EXCERPTED PASSAGE:

2.2. YOLO Framework for Object Detection

In 2015, YOLO [36] introduced a one-stage object detection method that combined candidate frame extraction, CNN feature learning, and NMS optimization to simplify the network structure. The detection speed was nearly 10 times faster than R-CNN, making real-time object detection possible with the computing power available at that time. However, it was not suitable for detecting small objects. YOLOv2 [37] added optimization strategies such as batch normalization and a dimensional clustering anchor box based on v1 to improve the accuracy of object regression and positioning. YOLOv3 [38] added the residual structure and FPN structure based on v2 to further improve the detection performance of small objects. The network framework structure after YOLOv3 can be roughly divided into three parts, backbone, neck, and head. Subsequent versions have optimized internal details to varying degrees. For example, YOLOv4 [39], based on v3, further optimized the backbone network and activation function, and used Mosaic data enhancement to improve the robustness and reliability of the network. YOLOv5 [40] added the focus structure based on v4 and accelerated the training speed by slicing. YOLOv6 [41] introduced RepVGG in the backbone, proposed a more efficient EfficientRep block, and simplified the design of the decoupling detection head to improve the detection efficiency. YOLOv7 [42] adopted the E-ELAN structure in the neck part, which reduces the inference speed, and used the auxiliary head training method. At present, YOLOv7 is one of the more advanced object detection networks due to its real-time characteristics. It is widely used in fields with high time requirements such as industrial equipment inspection [43], sea rescue [44], and aquaculture [45]. Therefore, we use YOLOv7, one of the powerful benchmarks, as the benchmark model.

2.3. Detection Head Framework for Object Detection

In the object detection task, there are two tasks: classification and regression, which respectively output the classification and bounding box position of the object. Song G. et al., pointed out that the focus of the classification and regression tasks is different [23]. Specifically, classification pays more attention to the texture content of the object, while regression pays more attention to the edge information of the object. Wu Y et al. suggested that it may be better to divide classification and regression tasks into FC-head and Conv-head [46]. In the single-stage model, YOLOX [47] adopts the decoupling head structure that separates the classification and regression branches and adds two additional 3 × 3 convolutional layers. This improves detection accuracy at the cost of inference speed. Building upon this approach, YOLOv6 takes into account the balance between the representation ability of related operators and the hardware computing overhead and adopts the Hybrid Channels strategy to redesign a more efficient decoupling head structure that reduces the cost while maintaining accuracy. They also mitigate the additional latency overhead of 3 × 3 convolutions in the decoupled detection head. Feng C. et al., use feature extractors to learn task interaction features from multiple convolutional layers to enhance the interaction between classification and localization [48]. They also pointed out that the interaction characteristics of different tasks may vary due to the classification and localization goals. To resolve the feature conflict introduced between the two tasks, they designed a layer attention mechanism that focuses on different types of features such as different layers and receptive fields. This mechanism helps to resolve a certain degree of feature conflict between the two tasks.

(Records from a collection)

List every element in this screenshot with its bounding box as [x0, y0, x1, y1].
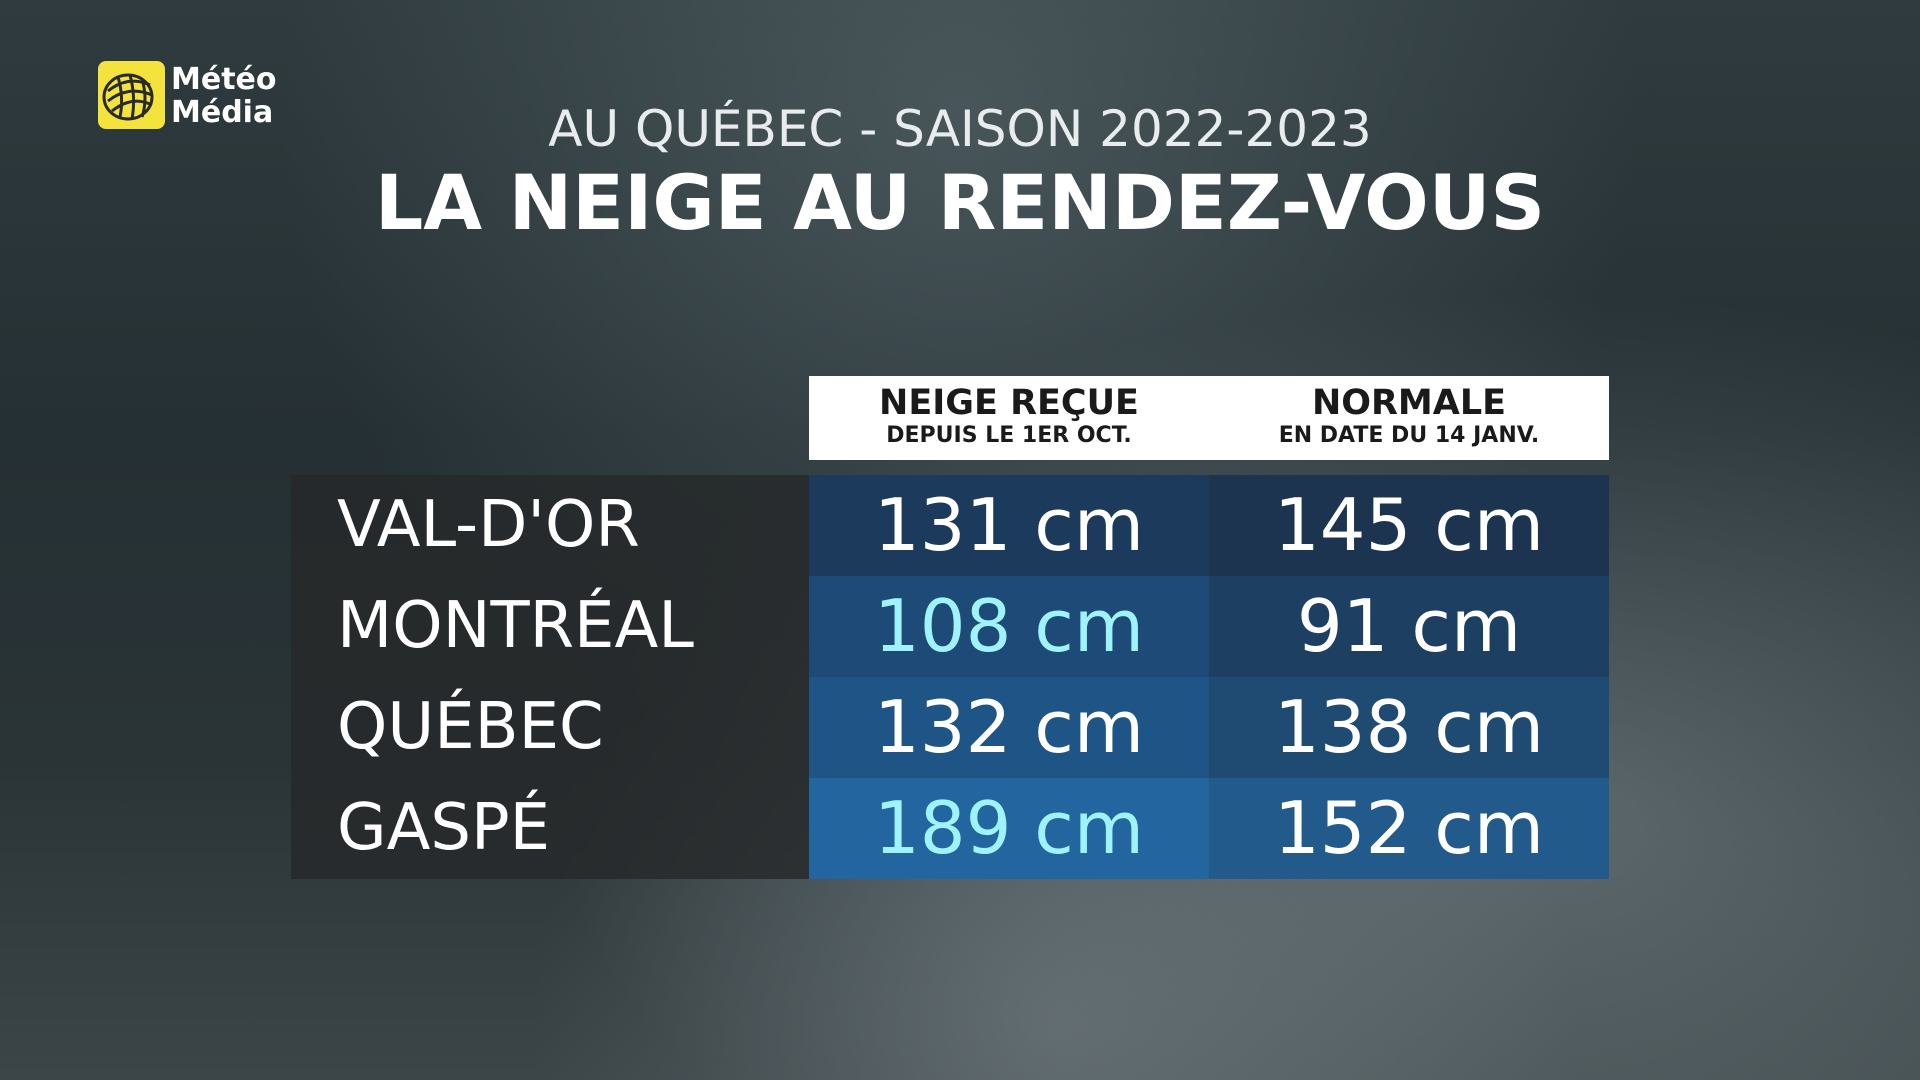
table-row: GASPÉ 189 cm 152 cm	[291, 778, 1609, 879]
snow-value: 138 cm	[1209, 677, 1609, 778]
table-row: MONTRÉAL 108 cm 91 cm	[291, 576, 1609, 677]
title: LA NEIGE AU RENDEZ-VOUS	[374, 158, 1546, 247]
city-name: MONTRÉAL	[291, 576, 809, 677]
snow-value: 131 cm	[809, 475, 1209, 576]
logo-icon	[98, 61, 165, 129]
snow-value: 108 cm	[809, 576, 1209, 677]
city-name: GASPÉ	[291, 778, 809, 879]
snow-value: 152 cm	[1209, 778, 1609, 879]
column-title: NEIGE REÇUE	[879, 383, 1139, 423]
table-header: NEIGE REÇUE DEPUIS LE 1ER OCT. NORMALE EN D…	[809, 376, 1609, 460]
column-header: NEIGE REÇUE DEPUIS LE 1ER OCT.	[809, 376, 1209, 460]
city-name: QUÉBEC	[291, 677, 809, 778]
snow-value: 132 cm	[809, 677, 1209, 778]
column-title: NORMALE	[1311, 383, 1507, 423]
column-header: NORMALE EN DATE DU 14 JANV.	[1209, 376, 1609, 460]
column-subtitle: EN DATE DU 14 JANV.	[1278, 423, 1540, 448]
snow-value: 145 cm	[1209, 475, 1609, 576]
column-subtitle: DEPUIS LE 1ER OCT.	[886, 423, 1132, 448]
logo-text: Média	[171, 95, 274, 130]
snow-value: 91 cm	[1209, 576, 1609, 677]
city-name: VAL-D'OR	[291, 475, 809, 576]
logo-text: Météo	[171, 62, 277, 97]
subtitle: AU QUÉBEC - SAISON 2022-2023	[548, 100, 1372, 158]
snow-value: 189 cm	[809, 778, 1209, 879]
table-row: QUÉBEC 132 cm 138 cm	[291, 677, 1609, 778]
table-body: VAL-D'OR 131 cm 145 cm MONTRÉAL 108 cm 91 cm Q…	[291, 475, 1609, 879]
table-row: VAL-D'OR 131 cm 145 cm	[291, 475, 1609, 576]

YOUR TASKS:
1: In the object detection passage, what structure did YOLOv5 add on top of YOLOv4?
2: Please carry on the object detection passage, starting after its final sentence.
The listing plays no role in these tasks.

ANSWERS TO THE EXERCISE:
1: The focus structure.

2:
3. Proposed Method

We present an improved decoupled contextual transformer (YOLO-DCTI) for the detection of tiny or small objects in the domain of remote sensing. Our proposed framework is built upon the foundation of YOLOv7. The comprehensive architecture of our framework is depicted in Figure 1. Our contributions begin with the feature

X \in R^{H \times W \times C}

obtained after the backbone, FPN, and PAN stages. In this section, we first give a brief overview of the widely adopted Contextual Transformer (CoT) framework in object detection. Subsequently, we introduce an enhanced variant named CoT-I, which incorporates a global residual structure and a local fusion structure into the CoT module. The global residual mechanism integrates input information with self-attention features, while the local fusion mechanism combines spatial contextual information with channel-based information. Ultimately, we integrate the CoT-I module into a decoupled detection head named DCTI, enabling the establishment of global interdependencies between the classification and regression tasks through the utilization of self-attention mechanisms. This integration facilitates the comprehensive exploration and exploitation of a wider spectrum of channel features and spatial contextual features.

3.1. Contextual Transformer

In this section, we present the formulation of the Contextual Transformer (CoT) framework, illustrated in Figure 2 (left). The input X, obtained from the Feature Pyramid Network (FPN), undergoes three transformation matrices:

W_{q}, W_{k}, W_{v}

. These matrices yield

K = X W_{k}, Q = X W_{q}, V = X W_{v}

. Specifically,

W_{q}

is an identity matrix,

W_{k}

represents spatial convolution using a

k \times k

kernel, and

W_{v}

signifies spatial convolution with a 1 × 1 kernel. The output Y is mathematically expressed as:

Y = K + f_{c} (K, Q) W_{δ} W_{θ} \times V

(1)

In the above equation, the function

f_{c} ()

denotes concatenation along the channel dimension C, while

W_{δ}

and

W_{θ}

correspond to 1 × 1 convolutions in the spatial domain. The symbol × represents matrix multiplication. For brevity, we omit the transformation of the channel dimension C and the batch normalization (BN) operation during the 1 × 1 convolutions.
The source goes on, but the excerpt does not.